◆ Text provided:
China’s factory activity has contracted for a second consecutive month, while growth in the service sector slowed, adding to signs of a slackening post-pandemic recovery in the world’s second-largest economy.
The official manufacturing purchasing managers’ index came in at 48.8 for May, compared with 49.2 in April, according to the National Bureau of Statistics.
The non-manufacturing PMI, which covers activity in the service sector and industries such as construction, was 54.5 in May, below the previous month’s figure of 56.4.
Economists said several months of manufacturing readings below 50, which indicates a contraction, would lead the government to consider stimulus policies to support the economy, which has struggled to maintain strong growth after Beijing relaxed draconian zero-Covid controls this year. Exports have also lagged, as global demand for Chinese goods has failed to pick up.
“We expected that the initial rebound would be led by consumption and services post-reopening and that optimism would eventually translate into a broadening of the base of this economic recovery to include stronger manufacturing and investment,” said Carlos Casanova, senior economist for Asia at UBP. “That broadening has not taken place yet.”

◆ What you need to do:
**A.** In the article on China's factory activity, what figure did the non-manufacturing PMI reach in May?
**B.** Carry the article on China's slowing factory and service activity forward from its final sentence.

◆ Document layout analysis data:
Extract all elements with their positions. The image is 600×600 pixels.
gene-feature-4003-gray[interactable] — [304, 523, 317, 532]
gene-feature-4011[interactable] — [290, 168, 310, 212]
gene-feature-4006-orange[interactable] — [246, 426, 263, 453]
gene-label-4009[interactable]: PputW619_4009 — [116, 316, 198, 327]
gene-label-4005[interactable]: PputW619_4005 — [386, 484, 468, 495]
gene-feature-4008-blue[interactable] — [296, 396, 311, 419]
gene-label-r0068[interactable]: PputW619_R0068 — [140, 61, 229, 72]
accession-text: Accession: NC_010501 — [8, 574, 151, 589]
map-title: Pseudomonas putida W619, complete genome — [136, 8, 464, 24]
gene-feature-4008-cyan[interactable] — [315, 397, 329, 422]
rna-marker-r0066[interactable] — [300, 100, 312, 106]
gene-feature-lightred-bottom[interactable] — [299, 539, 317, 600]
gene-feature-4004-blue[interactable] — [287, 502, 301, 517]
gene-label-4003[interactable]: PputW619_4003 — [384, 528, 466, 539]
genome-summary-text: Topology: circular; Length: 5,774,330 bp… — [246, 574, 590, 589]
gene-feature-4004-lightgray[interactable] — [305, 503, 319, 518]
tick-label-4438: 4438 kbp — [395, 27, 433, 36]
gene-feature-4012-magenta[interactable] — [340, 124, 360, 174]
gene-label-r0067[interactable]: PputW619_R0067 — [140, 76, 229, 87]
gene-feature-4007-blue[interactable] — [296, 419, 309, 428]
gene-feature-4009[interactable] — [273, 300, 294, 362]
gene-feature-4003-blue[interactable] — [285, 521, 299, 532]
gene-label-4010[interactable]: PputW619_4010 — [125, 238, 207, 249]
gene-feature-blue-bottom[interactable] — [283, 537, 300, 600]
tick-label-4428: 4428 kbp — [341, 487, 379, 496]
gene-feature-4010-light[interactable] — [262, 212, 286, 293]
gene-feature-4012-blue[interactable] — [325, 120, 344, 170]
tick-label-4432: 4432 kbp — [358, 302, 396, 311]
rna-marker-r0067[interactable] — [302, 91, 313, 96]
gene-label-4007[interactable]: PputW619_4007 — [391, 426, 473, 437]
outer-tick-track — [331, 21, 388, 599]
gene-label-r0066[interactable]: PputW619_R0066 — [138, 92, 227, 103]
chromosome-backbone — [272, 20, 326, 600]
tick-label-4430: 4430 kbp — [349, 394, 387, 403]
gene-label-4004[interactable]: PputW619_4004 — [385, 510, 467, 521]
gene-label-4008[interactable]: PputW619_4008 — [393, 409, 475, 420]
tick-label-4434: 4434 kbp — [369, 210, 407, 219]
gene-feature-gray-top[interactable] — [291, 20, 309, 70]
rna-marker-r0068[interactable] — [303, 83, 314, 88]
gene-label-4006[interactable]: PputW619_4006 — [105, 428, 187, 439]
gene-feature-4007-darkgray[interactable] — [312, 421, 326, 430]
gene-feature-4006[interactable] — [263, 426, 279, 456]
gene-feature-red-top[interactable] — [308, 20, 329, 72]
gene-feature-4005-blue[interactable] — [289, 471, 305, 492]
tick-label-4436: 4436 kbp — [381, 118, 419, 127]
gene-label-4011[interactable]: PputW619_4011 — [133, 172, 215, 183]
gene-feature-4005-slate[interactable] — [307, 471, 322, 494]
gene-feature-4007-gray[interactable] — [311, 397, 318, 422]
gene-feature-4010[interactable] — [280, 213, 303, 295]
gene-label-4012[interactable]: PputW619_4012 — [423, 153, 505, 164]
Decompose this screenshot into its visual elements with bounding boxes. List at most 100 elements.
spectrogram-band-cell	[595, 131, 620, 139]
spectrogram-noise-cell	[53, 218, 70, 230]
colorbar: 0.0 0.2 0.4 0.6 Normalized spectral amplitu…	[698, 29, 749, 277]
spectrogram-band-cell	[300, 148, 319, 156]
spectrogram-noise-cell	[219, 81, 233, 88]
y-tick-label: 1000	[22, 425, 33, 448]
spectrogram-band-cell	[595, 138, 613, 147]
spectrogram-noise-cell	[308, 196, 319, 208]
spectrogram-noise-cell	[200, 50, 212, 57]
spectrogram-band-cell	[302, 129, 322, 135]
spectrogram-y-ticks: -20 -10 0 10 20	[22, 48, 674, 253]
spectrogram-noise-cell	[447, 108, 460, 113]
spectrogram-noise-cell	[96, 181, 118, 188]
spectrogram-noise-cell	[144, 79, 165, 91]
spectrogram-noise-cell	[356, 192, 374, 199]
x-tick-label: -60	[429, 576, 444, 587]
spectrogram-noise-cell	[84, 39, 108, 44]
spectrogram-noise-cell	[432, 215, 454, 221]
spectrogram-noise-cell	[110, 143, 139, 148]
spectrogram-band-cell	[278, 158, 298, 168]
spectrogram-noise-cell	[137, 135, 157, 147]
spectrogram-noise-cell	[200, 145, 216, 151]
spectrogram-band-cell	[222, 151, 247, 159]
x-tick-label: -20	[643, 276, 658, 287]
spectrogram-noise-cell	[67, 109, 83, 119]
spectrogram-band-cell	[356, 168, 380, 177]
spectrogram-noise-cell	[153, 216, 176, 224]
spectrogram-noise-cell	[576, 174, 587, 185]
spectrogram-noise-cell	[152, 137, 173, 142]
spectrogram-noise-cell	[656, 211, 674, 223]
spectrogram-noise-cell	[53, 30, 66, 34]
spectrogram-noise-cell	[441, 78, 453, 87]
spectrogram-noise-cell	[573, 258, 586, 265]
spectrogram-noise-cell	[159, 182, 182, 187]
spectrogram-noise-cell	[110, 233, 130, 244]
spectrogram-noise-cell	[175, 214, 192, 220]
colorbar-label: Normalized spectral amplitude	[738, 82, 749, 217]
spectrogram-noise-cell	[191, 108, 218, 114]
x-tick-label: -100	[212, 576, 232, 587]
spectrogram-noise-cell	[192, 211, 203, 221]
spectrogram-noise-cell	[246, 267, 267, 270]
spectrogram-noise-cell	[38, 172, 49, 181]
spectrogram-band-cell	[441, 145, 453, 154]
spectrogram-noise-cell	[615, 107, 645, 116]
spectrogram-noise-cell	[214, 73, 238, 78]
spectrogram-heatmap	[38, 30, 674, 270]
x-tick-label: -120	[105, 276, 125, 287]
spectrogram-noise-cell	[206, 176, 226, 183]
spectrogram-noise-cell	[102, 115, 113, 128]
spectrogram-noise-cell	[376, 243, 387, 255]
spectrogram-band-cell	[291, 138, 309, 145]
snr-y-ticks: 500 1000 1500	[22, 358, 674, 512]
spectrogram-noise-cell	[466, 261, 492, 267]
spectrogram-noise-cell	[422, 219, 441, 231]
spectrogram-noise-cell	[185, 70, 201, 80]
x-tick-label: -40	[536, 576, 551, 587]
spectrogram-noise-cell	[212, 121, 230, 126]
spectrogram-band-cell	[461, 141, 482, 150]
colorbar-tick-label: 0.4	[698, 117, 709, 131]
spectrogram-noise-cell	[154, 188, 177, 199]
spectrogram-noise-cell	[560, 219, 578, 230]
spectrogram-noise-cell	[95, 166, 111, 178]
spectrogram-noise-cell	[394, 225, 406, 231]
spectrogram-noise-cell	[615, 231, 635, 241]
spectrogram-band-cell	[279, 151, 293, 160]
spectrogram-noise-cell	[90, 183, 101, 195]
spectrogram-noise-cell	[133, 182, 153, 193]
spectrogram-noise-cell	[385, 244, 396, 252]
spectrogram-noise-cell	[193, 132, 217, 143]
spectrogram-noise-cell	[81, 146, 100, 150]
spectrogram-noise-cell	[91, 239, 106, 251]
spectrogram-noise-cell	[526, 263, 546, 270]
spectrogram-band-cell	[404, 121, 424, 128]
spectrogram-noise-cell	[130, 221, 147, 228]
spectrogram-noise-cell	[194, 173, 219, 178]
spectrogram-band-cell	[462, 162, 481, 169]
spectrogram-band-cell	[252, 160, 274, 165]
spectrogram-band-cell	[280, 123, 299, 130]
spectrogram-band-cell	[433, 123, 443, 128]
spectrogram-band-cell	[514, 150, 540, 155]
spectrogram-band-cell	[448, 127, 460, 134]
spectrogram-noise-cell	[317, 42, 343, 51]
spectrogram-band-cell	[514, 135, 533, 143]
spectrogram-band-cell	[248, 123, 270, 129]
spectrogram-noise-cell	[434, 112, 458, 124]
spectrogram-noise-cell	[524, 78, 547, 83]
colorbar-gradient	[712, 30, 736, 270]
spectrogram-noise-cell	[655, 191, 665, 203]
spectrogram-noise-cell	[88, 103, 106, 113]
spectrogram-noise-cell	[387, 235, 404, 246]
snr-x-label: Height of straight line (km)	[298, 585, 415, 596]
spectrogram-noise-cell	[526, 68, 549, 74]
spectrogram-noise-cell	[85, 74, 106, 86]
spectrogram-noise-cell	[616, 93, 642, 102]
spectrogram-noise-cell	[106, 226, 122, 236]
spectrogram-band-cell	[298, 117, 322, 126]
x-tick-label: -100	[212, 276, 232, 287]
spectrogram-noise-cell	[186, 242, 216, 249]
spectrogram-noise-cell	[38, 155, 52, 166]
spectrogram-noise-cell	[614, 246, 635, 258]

◆ Expected outputs:
**A.** 54.5

**B.**
The weaker data sent regional currencies lower against the dollar on Wednesday and hit equity markets that were already weighed down by concerns about China’s uneven economic rebound. One index of Chinese stocks listed in Hong Kong slipped to bear market territory.
China’s economy grew rapidly in the first quarter, but the rebound has begun to falter in the past two months. Property investment, credit and industrial profits have declined, while indicators such as retail sales have fallen short of analysts’ expectations, casting doubt on the government’s modest full-year growth target of 5 per cent.
“The foundation for recovery and development still needs to be consolidated,” said Zhao Qinghe, a senior statistician at the NBS, in a statement on Wednesday. In the manufacturing sector, he said, “production and demand slowed distinctly”.
Hong Kong’s Hang Seng China Enterprises index, which tracks large mainland Chinese companies, fell more than 2 per cent on Wednesday, bringing the benchmark more than 20 per cent below its recent peak in January and plunging it into a bear market. China’s CSI 300 index of Shanghai- and Shenzhen-listed stocks fell 1.2 per cent.
The renminbi slipped 0.4 per cent to Rmb7.1051 against the dollar, bringing it down almost 3 per cent for the year to date. Currencies of large exporters to China also sold off, with the Australian and New Zealand dollars down 0.5 per cent and 0.4 per cent, respectively, against the greenback.
A sub-index of new export orders declined to 47.2 in May from 47.6 in April, “pointing to weaker external demand”, Goldman Sachs said in a research note. The bank said deflationary pressures on the manufacturing sector were “partly due to falling commodities prices and muted market demand”.
The data indicated a strong expansion in service industries such as airlines, ship and road transport services and telecommunications but sustained weakness in property.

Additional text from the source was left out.